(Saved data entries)
--------
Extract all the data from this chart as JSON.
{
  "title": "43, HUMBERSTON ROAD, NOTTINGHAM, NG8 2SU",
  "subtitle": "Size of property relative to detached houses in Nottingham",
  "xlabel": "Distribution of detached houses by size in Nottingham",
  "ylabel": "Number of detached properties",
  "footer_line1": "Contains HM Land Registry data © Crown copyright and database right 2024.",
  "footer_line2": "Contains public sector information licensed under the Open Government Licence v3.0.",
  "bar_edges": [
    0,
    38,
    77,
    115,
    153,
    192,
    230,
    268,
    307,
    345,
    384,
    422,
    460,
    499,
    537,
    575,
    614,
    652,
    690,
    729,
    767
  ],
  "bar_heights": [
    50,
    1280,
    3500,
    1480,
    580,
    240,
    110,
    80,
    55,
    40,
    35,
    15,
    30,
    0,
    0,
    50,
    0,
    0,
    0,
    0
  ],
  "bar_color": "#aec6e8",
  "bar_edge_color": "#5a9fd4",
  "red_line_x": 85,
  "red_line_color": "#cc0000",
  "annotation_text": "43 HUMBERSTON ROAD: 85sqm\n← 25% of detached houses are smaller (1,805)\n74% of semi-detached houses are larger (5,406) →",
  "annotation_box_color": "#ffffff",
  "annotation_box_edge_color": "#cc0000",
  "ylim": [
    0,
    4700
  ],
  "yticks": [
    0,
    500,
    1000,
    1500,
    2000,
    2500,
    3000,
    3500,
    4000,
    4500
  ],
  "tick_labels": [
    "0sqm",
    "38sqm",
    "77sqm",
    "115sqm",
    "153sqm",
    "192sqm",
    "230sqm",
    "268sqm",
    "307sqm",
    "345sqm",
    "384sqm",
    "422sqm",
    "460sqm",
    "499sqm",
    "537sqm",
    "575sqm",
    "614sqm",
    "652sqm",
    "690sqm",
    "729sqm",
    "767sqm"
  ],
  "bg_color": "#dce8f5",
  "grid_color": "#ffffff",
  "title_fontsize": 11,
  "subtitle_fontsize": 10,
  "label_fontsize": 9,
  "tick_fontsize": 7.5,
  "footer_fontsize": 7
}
--------
■ WHAT YOU ARE ASKED TO DO
Every line above should be printed again exactly as it stands.

■ FINISHED EXERCISE
Extract all the data from this chart as JSON.
{
  "title": "43, HUMBERSTON ROAD, NOTTINGHAM, NG8 2SU",
  "subtitle": "Size of property relative to detached houses in Nottingham",
  "xlabel": "Distribution of detached houses by size in Nottingham",
  "ylabel": "Number of detached properties",
  "footer_line1": "Contains HM Land Registry data © Crown copyright and database right 2024.",
  "footer_line2": "Contains public sector information licensed under the Open Government Licence v3.0.",
  "bar_edges": [
    0,
    38,
    77,
    115,
    153,
    192,
    230,
    268,
    307,
    345,
    384,
    422,
    460,
    499,
    537,
    575,
    614,
    652,
    690,
    729,
    767
  ],
  "bar_heights": [
    50,
    1280,
    3500,
    1480,
    580,
    240,
    110,
    80,
    55,
    40,
    35,
    15,
    30,
    0,
    0,
    50,
    0,
    0,
    0,
    0
  ],
  "bar_color": "#aec6e8",
  "bar_edge_color": "#5a9fd4",
  "red_line_x": 85,
  "red_line_color": "#cc0000",
  "annotation_text": "43 HUMBERSTON ROAD: 85sqm\n← 25% of detached houses are smaller (1,805)\n74% of semi-detached houses are larger (5,406) →",
  "annotation_box_color": "#ffffff",
  "annotation_box_edge_color": "#cc0000",
  "ylim": [
    0,
    4700
  ],
  "yticks": [
    0,
    500,
    1000,
    1500,
    2000,
    2500,
    3000,
    3500,
    4000,
    4500
  ],
  "tick_labels": [
    "0sqm",
    "38sqm",
    "77sqm",
    "115sqm",
    "153sqm",
    "192sqm",
    "230sqm",
    "268sqm",
    "307sqm",
    "345sqm",
    "384sqm",
    "422sqm",
    "460sqm",
    "499sqm",
    "537sqm",
    "575sqm",
    "614sqm",
    "652sqm",
    "690sqm",
    "729sqm",
    "767sqm"
  ],
  "bg_color": "#dce8f5",
  "grid_color": "#ffffff",
  "title_fontsize": 11,
  "subtitle_fontsize": 10,
  "label_fontsize": 9,
  "tick_fontsize": 7.5,
  "footer_fontsize": 7
}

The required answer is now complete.